==== Information provided ====

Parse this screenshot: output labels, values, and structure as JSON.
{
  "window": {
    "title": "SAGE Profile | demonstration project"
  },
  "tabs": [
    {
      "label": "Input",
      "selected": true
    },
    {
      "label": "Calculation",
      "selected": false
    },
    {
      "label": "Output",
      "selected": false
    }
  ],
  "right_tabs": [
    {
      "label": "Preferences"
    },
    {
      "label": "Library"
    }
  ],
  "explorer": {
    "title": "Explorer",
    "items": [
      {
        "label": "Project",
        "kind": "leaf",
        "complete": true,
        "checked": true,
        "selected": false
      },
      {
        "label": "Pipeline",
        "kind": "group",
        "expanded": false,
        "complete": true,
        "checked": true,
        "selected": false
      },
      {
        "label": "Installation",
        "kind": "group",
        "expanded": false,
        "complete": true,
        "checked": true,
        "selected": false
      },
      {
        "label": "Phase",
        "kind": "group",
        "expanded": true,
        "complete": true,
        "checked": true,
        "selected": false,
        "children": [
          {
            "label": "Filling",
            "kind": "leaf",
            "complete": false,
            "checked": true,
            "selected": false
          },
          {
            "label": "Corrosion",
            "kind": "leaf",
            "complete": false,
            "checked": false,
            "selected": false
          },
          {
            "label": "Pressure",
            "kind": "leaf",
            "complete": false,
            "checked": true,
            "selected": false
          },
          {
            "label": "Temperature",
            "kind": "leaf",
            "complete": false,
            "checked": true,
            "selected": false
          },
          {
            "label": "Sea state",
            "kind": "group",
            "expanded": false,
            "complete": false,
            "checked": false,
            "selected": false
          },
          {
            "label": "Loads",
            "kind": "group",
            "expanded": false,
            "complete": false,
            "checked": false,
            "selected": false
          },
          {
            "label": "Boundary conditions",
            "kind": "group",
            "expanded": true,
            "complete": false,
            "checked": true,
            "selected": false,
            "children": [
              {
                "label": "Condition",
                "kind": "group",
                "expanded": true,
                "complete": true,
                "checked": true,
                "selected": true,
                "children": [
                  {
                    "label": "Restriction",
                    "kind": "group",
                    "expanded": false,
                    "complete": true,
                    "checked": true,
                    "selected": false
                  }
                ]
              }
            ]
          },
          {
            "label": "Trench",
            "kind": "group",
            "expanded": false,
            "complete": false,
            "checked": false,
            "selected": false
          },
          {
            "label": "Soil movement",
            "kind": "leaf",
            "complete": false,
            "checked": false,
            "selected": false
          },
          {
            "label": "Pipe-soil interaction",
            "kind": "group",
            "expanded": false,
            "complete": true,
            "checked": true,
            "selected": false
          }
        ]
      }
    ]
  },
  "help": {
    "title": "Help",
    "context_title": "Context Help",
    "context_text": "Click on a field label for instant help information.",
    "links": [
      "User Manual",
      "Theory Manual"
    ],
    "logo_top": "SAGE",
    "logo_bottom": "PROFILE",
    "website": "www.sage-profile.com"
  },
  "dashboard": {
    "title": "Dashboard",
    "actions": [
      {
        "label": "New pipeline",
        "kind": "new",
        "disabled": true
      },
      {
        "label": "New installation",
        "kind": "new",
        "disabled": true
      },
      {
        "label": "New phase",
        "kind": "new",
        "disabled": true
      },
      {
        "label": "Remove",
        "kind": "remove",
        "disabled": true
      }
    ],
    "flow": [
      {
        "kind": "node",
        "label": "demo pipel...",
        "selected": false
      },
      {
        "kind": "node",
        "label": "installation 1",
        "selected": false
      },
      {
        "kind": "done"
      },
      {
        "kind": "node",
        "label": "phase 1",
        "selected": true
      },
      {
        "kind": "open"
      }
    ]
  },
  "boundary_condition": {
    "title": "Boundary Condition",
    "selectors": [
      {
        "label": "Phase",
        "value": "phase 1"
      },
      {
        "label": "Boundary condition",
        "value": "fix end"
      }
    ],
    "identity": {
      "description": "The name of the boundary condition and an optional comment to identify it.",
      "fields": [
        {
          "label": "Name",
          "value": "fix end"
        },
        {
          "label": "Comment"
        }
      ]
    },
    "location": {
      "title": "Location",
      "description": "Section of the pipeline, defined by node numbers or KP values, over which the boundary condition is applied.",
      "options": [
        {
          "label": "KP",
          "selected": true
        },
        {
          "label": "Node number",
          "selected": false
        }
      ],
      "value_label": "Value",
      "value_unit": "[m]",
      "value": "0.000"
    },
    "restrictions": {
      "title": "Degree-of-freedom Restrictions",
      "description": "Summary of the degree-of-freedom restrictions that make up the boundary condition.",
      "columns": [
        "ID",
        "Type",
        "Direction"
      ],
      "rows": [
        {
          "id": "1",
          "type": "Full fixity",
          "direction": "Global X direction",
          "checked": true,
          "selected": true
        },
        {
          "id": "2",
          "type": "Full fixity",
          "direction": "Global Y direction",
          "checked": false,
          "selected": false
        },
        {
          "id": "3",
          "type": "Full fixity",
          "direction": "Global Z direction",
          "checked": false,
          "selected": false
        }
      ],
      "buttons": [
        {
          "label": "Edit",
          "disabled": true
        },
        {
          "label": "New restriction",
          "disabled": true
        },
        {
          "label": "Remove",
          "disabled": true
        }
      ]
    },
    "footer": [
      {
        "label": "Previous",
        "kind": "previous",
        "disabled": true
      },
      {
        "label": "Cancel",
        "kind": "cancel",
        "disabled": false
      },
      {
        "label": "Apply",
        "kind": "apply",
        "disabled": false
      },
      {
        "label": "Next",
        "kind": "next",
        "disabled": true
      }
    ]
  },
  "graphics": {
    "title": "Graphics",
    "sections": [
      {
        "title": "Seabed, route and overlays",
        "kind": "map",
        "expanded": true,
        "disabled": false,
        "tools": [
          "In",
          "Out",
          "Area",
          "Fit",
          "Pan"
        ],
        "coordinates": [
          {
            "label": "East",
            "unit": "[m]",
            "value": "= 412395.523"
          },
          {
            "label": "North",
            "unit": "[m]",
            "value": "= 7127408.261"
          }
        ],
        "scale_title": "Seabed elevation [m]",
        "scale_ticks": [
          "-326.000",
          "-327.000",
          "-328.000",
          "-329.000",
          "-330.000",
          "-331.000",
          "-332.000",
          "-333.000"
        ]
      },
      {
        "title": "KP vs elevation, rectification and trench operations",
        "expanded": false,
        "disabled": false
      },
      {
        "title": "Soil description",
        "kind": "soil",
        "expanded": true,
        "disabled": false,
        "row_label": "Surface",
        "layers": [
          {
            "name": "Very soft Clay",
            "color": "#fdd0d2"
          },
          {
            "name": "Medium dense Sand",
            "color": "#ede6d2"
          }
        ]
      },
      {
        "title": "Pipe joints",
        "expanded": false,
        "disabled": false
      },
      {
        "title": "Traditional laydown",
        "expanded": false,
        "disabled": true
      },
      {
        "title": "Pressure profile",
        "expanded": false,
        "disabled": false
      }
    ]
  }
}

====
==== Information provided ====

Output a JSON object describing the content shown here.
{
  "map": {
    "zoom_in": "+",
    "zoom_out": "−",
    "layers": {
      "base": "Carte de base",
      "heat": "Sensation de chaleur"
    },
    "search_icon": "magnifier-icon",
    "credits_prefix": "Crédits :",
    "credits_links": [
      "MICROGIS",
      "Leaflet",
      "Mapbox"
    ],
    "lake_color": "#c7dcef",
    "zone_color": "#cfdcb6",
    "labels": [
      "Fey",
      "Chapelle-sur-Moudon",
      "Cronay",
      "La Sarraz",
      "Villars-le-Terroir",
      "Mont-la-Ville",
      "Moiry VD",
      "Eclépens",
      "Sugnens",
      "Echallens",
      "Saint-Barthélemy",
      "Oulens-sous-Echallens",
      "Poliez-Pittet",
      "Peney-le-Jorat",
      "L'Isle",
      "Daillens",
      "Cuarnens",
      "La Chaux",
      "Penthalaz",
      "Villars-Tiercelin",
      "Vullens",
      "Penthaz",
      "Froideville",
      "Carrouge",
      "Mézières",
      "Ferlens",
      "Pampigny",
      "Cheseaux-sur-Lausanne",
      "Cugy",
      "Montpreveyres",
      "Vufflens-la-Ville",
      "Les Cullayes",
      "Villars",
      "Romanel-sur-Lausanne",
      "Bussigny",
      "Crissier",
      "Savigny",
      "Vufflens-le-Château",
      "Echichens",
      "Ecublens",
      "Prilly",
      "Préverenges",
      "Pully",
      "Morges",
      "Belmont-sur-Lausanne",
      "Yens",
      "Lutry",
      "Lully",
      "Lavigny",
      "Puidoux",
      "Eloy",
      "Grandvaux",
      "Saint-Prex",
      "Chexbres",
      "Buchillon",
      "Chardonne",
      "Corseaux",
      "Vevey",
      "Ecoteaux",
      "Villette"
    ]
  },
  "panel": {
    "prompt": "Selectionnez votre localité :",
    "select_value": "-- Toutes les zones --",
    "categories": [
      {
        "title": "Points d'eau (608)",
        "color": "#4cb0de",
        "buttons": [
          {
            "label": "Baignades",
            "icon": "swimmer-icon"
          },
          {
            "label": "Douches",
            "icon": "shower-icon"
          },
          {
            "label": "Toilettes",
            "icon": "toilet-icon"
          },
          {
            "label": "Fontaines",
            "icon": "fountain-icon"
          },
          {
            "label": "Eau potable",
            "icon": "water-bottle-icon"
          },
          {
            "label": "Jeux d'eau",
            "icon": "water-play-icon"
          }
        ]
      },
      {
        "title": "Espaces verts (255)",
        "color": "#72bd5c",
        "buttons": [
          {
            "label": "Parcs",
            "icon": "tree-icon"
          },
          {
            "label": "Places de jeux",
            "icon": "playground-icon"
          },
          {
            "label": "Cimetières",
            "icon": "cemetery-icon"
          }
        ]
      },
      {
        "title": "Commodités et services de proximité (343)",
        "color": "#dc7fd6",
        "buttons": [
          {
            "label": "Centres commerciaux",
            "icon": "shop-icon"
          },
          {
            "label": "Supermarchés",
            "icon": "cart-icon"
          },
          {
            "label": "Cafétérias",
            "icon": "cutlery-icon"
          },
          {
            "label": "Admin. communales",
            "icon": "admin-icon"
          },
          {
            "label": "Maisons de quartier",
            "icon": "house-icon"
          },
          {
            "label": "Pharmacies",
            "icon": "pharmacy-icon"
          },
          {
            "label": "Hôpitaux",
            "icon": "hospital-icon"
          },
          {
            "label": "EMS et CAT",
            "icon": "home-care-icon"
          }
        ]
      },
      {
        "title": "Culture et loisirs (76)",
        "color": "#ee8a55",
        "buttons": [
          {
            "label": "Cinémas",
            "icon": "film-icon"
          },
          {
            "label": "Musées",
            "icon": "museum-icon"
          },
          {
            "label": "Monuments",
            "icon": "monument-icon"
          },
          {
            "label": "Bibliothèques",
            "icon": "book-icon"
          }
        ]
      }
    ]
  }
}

====

# Work to complete:
From the data above, pick out each line containing "JSON" and copy it.

# Complete answer:
Parse this screenshot: output labels, values, and structure as JSON.
Output a JSON object describing the content shown here.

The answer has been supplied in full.